## Goal
All the records that follow need to be reproduced exactly. Omit the images.

<<<<

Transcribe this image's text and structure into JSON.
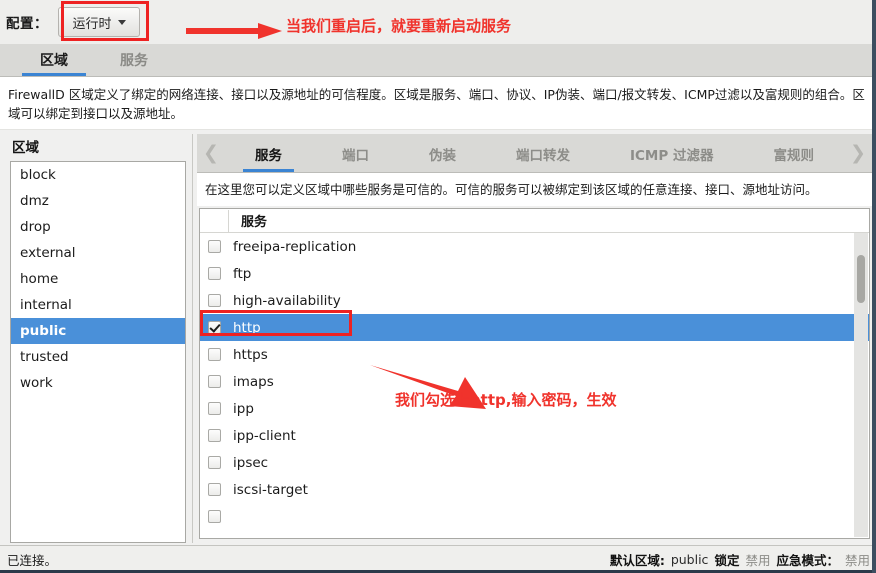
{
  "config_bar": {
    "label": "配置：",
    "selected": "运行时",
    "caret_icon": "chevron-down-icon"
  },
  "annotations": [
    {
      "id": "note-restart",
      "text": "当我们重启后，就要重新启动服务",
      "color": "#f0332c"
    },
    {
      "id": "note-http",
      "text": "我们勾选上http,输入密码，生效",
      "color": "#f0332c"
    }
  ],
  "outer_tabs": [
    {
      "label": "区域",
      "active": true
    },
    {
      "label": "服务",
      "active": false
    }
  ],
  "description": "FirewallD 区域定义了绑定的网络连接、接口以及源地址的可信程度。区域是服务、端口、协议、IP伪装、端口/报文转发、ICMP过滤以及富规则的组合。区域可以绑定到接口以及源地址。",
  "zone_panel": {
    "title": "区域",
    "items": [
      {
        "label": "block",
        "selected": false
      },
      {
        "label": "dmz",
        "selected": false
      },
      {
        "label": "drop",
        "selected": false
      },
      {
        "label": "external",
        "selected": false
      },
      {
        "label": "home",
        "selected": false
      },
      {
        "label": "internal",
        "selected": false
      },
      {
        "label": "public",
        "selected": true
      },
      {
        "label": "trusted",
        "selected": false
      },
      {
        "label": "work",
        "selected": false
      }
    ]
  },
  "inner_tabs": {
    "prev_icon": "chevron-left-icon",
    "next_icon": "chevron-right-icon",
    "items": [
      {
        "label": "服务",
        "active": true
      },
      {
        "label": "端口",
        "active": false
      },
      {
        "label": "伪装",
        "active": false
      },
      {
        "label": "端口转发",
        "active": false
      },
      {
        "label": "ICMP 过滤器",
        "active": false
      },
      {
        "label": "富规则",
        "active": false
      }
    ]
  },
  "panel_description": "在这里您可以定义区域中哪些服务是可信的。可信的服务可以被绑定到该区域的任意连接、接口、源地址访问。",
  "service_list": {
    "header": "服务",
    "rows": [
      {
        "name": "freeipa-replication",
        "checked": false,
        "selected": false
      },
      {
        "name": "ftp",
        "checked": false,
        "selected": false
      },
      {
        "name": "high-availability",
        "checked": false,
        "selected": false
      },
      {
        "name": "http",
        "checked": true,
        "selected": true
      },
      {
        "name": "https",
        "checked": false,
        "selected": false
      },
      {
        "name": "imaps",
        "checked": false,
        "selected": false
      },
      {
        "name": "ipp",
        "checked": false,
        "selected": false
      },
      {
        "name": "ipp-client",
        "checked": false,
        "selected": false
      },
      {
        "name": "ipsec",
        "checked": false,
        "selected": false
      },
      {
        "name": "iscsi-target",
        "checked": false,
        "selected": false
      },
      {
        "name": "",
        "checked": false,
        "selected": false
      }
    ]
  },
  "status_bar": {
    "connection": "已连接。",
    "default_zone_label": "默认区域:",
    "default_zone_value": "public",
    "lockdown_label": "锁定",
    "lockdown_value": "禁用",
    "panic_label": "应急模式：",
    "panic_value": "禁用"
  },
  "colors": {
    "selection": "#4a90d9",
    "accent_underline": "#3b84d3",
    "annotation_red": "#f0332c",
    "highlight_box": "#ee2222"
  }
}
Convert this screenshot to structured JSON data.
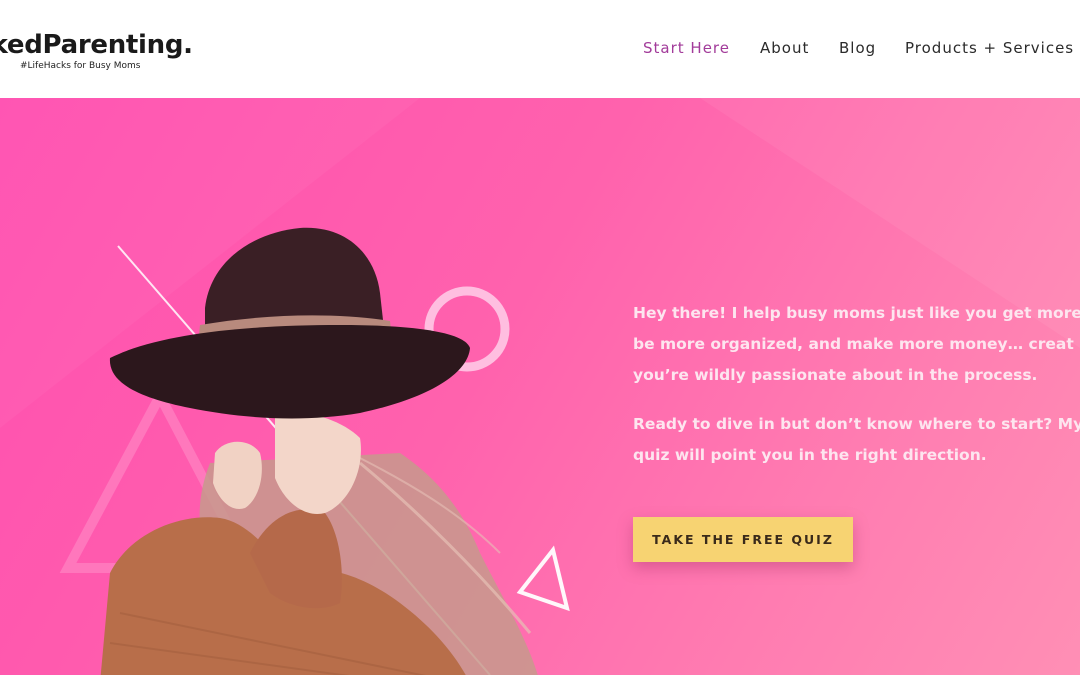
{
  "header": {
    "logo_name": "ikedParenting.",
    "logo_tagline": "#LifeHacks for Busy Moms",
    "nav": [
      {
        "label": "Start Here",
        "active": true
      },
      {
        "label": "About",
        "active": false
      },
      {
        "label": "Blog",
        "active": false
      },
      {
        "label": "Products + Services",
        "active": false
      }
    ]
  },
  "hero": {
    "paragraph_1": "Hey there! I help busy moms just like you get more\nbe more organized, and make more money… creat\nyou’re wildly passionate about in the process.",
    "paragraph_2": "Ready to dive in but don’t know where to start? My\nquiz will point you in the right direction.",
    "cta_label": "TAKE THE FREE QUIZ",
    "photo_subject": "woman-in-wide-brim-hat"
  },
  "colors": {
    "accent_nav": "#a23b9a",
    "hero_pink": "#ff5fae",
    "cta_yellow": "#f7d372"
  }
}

>>>>

## Response to the task
Transcribe this image's text and structure into JSON.
{
  "config_bar": {
    "label": "配置：",
    "selected": "运行时",
    "caret_icon": "chevron-down-icon"
  },
  "annotations": [
    {
      "id": "note-restart",
      "text": "当我们重启后，就要重新启动服务",
      "color": "#f0332c"
    },
    {
      "id": "note-http",
      "text": "我们勾选上http,输入密码，生效",
      "color": "#f0332c"
    }
  ],
  "outer_tabs": [
    {
      "label": "区域",
      "active": true
    },
    {
      "label": "服务",
      "active": false
    }
  ],
  "description": "FirewallD 区域定义了绑定的网络连接、接口以及源地址的可信程度。区域是服务、端口、协议、IP伪装、端口/报文转发、ICMP过滤以及富规则的组合。区域可以绑定到接口以及源地址。",
  "zone_panel": {
    "title": "区域",
    "items": [
      {
        "label": "block",
        "selected": false
      },
      {
        "label": "dmz",
        "selected": false
      },
      {
        "label": "drop",
        "selected": false
      },
      {
        "label": "external",
        "selected": false
      },
      {
        "label": "home",
        "selected": false
      },
      {
        "label": "internal",
        "selected": false
      },
      {
        "label": "public",
        "selected": true
      },
      {
        "label": "trusted",
        "selected": false
      },
      {
        "label": "work",
        "selected": false
      }
    ]
  },
  "inner_tabs": {
    "prev_icon": "chevron-left-icon",
    "next_icon": "chevron-right-icon",
    "items": [
      {
        "label": "服务",
        "active": true
      },
      {
        "label": "端口",
        "active": false
      },
      {
        "label": "伪装",
        "active": false
      },
      {
        "label": "端口转发",
        "active": false
      },
      {
        "label": "ICMP 过滤器",
        "active": false
      },
      {
        "label": "富规则",
        "active": false
      }
    ]
  },
  "panel_description": "在这里您可以定义区域中哪些服务是可信的。可信的服务可以被绑定到该区域的任意连接、接口、源地址访问。",
  "service_list": {
    "header": "服务",
    "rows": [
      {
        "name": "freeipa-replication",
        "checked": false,
        "selected": false
      },
      {
        "name": "ftp",
        "checked": false,
        "selected": false
      },
      {
        "name": "high-availability",
        "checked": false,
        "selected": false
      },
      {
        "name": "http",
        "checked": true,
        "selected": true
      },
      {
        "name": "https",
        "checked": false,
        "selected": false
      },
      {
        "name": "imaps",
        "checked": false,
        "selected": false
      },
      {
        "name": "ipp",
        "checked": false,
        "selected": false
      },
      {
        "name": "ipp-client",
        "checked": false,
        "selected": false
      },
      {
        "name": "ipsec",
        "checked": false,
        "selected": false
      },
      {
        "name": "iscsi-target",
        "checked": false,
        "selected": false
      },
      {
        "name": "",
        "checked": false,
        "selected": false
      }
    ]
  },
  "status_bar": {
    "connection": "已连接。",
    "default_zone_label": "默认区域:",
    "default_zone_value": "public",
    "lockdown_label": "锁定",
    "lockdown_value": "禁用",
    "panic_label": "应急模式：",
    "panic_value": "禁用"
  },
  "colors": {
    "selection": "#4a90d9",
    "accent_underline": "#3b84d3",
    "annotation_red": "#f0332c",
    "highlight_box": "#ee2222"
  }
}
Convert this screenshot to structured JSON data.
{
  "header": {
    "logo_name": "ikedParenting.",
    "logo_tagline": "#LifeHacks for Busy Moms",
    "nav": [
      {
        "label": "Start Here",
        "active": true
      },
      {
        "label": "About",
        "active": false
      },
      {
        "label": "Blog",
        "active": false
      },
      {
        "label": "Products + Services",
        "active": false
      }
    ]
  },
  "hero": {
    "paragraph_1": "Hey there! I help busy moms just like you get more\nbe more organized, and make more money… creat\nyou’re wildly passionate about in the process.",
    "paragraph_2": "Ready to dive in but don’t know where to start? My\nquiz will point you in the right direction.",
    "cta_label": "TAKE THE FREE QUIZ",
    "photo_subject": "woman-in-wide-brim-hat"
  },
  "colors": {
    "accent_nav": "#a23b9a",
    "hero_pink": "#ff5fae",
    "cta_yellow": "#f7d372"
  }
}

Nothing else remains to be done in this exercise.